Look over the lines below. Report each one that includes the string "MBTiles".

(Stored data)
>> Begin
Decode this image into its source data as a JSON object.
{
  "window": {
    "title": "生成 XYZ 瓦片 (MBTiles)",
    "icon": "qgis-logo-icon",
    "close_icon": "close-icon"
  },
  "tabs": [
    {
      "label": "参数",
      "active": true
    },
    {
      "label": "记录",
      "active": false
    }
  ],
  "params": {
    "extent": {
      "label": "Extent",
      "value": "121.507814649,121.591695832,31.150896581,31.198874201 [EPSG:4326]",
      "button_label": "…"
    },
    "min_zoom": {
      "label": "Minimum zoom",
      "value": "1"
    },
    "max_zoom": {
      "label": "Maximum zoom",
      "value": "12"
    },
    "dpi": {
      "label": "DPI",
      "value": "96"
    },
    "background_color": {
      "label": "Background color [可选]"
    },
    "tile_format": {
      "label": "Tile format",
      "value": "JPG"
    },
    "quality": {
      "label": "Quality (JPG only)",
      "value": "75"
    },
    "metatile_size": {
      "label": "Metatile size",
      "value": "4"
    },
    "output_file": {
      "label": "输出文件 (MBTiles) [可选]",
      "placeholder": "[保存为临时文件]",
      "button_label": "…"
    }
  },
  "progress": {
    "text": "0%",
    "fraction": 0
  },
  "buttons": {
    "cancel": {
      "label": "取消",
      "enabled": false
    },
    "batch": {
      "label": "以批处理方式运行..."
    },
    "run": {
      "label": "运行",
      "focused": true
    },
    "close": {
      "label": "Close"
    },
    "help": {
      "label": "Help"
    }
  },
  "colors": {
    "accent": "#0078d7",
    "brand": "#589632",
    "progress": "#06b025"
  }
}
>> End
#### Correct response
    "title": "生成 XYZ 瓦片 (MBTiles)",
      "label": "输出文件 (MBTiles) [可选]",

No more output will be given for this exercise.